▸ **Records for the task**
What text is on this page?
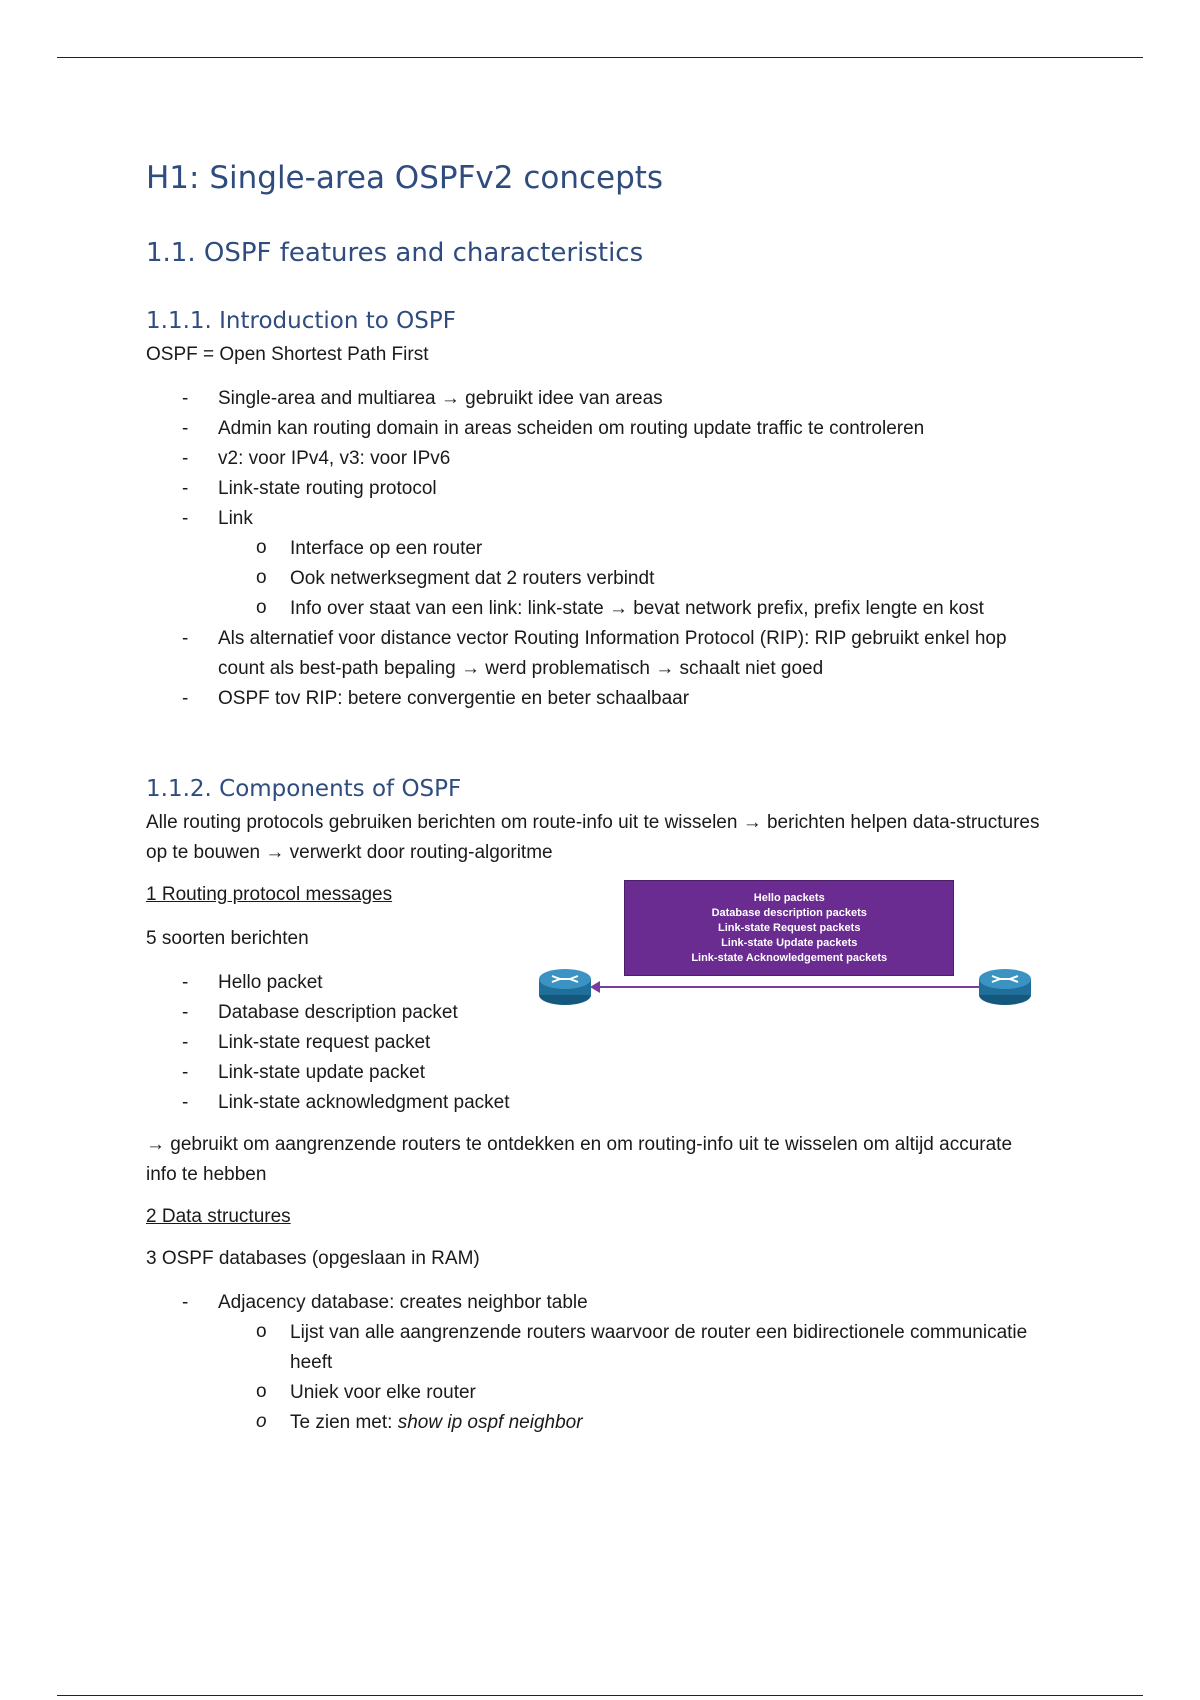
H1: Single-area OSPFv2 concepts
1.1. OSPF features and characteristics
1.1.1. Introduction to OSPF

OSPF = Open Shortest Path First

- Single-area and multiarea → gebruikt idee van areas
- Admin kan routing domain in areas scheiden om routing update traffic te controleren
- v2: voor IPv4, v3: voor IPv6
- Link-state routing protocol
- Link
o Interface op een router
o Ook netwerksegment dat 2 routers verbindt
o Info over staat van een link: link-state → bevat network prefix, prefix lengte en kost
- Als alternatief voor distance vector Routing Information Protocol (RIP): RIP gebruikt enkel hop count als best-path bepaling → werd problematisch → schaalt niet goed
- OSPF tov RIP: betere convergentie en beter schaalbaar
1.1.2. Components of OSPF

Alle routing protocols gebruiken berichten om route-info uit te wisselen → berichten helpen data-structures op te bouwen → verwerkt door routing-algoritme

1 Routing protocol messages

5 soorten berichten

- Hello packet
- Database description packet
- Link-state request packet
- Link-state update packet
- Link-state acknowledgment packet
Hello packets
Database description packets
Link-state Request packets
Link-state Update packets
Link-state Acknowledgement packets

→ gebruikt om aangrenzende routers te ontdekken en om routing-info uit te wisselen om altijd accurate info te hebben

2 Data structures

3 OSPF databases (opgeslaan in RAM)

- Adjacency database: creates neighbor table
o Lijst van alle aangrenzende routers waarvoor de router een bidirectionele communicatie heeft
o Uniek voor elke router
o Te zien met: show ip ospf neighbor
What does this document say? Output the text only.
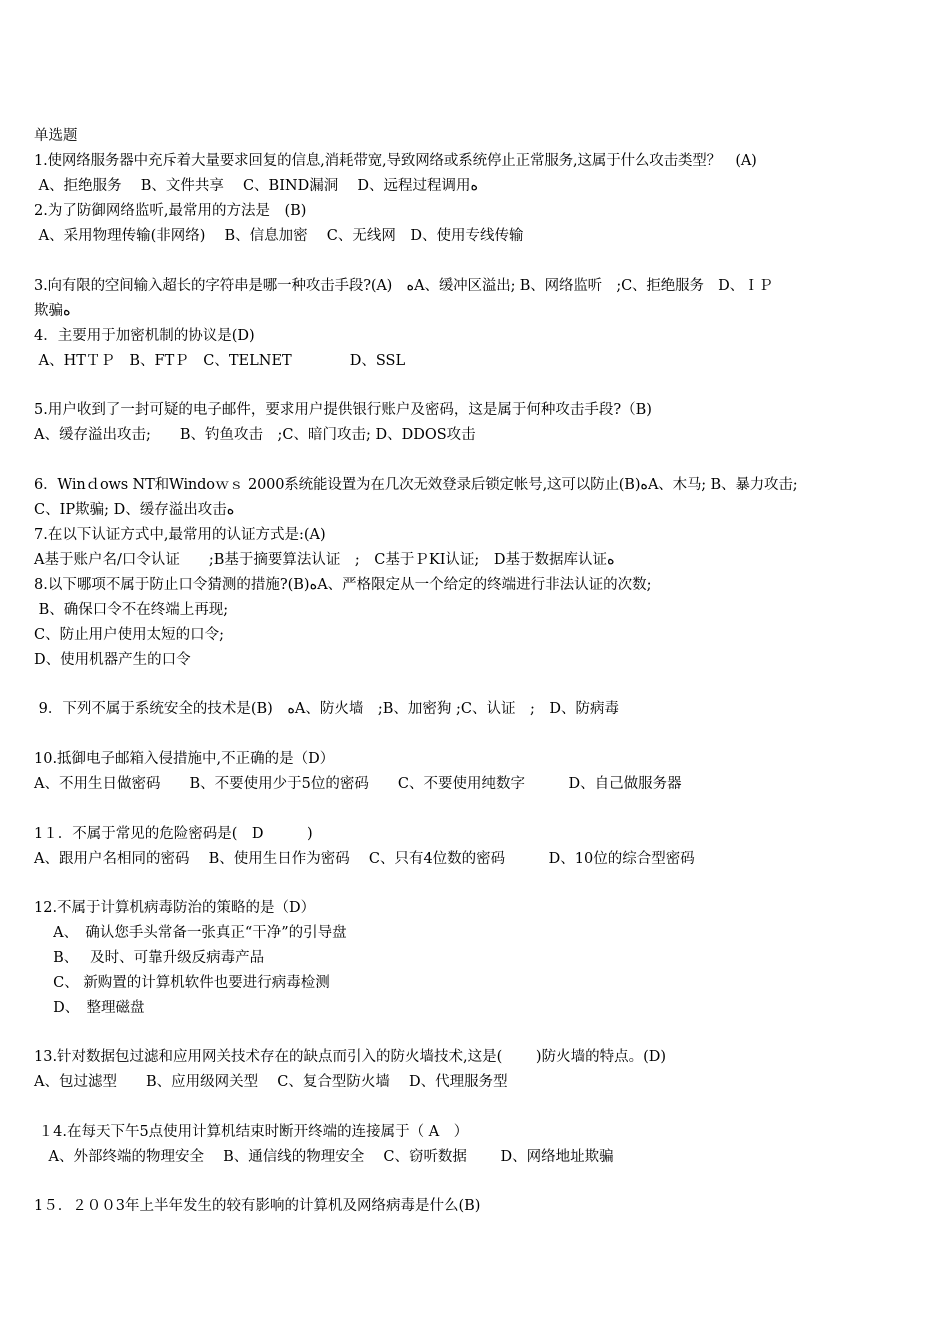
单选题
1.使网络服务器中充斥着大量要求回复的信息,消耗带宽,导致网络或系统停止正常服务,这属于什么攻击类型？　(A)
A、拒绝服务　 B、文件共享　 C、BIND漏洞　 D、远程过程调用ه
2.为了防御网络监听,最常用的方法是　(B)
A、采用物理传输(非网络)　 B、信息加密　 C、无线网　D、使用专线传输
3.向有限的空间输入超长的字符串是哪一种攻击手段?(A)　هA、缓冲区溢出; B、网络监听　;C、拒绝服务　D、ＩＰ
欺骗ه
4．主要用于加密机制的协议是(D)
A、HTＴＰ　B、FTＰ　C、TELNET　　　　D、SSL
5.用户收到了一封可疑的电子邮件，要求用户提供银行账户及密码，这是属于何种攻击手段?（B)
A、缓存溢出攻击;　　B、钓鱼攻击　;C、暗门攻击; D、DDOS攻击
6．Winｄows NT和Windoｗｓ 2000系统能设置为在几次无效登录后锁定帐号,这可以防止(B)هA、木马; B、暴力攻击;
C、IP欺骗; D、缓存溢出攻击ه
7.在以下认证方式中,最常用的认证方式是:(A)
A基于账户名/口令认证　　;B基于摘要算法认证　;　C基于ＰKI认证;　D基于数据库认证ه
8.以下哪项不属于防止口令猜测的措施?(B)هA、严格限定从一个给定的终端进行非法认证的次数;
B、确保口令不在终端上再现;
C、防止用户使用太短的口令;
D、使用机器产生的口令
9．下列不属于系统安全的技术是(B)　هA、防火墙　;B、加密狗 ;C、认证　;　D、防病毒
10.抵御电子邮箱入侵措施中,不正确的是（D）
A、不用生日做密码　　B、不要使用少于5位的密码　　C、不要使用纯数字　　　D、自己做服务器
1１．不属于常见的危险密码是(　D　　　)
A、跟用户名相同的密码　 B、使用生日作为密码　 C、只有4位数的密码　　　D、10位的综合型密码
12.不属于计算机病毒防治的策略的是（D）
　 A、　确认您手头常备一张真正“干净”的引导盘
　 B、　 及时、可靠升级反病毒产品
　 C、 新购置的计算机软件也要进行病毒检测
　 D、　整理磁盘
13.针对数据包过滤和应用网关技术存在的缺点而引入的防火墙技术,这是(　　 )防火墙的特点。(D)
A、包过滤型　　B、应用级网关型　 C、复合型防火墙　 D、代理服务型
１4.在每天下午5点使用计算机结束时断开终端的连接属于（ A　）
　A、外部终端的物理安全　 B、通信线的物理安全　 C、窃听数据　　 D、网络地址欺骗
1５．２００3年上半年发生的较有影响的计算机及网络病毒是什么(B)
---
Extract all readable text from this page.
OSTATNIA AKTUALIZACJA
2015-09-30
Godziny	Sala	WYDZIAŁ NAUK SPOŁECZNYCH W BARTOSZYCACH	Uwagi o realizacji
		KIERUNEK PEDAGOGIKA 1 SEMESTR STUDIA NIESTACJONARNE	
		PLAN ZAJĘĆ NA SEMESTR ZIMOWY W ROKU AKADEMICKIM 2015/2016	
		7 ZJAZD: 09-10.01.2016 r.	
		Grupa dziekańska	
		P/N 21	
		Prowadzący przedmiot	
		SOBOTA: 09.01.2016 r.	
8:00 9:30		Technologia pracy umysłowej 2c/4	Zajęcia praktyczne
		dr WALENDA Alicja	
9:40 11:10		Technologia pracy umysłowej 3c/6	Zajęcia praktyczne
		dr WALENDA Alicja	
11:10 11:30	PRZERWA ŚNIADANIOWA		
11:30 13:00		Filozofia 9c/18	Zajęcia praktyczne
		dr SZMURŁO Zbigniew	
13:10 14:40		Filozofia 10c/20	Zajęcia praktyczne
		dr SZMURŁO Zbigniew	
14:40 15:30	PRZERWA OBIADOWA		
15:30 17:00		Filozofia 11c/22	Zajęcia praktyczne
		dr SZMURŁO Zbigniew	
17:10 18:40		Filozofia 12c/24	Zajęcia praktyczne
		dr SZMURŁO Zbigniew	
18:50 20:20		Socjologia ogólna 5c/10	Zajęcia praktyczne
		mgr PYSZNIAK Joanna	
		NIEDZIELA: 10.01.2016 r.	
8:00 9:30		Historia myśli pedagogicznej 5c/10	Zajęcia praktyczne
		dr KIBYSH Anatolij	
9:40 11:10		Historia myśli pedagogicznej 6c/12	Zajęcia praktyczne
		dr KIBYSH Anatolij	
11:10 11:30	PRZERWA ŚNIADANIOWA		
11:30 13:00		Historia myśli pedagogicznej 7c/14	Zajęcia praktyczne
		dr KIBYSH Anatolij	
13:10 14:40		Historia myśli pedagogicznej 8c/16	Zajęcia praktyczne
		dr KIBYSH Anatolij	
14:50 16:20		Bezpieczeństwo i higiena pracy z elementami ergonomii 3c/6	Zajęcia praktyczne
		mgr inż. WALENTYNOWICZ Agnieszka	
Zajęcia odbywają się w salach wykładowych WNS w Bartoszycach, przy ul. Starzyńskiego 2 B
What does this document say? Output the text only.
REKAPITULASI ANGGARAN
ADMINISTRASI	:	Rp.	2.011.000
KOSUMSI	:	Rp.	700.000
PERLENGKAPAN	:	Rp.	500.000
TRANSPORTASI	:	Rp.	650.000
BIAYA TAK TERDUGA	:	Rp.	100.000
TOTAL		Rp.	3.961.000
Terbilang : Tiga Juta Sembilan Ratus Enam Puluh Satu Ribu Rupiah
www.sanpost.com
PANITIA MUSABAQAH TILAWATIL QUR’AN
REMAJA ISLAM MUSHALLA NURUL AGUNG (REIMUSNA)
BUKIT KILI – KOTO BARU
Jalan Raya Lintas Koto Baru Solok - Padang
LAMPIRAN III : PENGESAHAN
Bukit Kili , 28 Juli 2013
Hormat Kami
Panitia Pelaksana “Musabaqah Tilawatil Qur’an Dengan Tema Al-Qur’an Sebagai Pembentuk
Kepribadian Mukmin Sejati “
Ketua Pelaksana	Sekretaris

▸ **Aim**
Where a line contains "myśli", copy that line.

▸ **The answer**
8:00 9:30		Historia myśli pedagogicznej 5c/10	Zajęcia praktyczne
9:40 11:10		Historia myśli pedagogicznej 6c/12	Zajęcia praktyczne
11:30 13:00		Historia myśli pedagogicznej 7c/14	Zajęcia praktyczne
13:10 14:40		Historia myśli pedagogicznej 8c/16	Zajęcia praktyczne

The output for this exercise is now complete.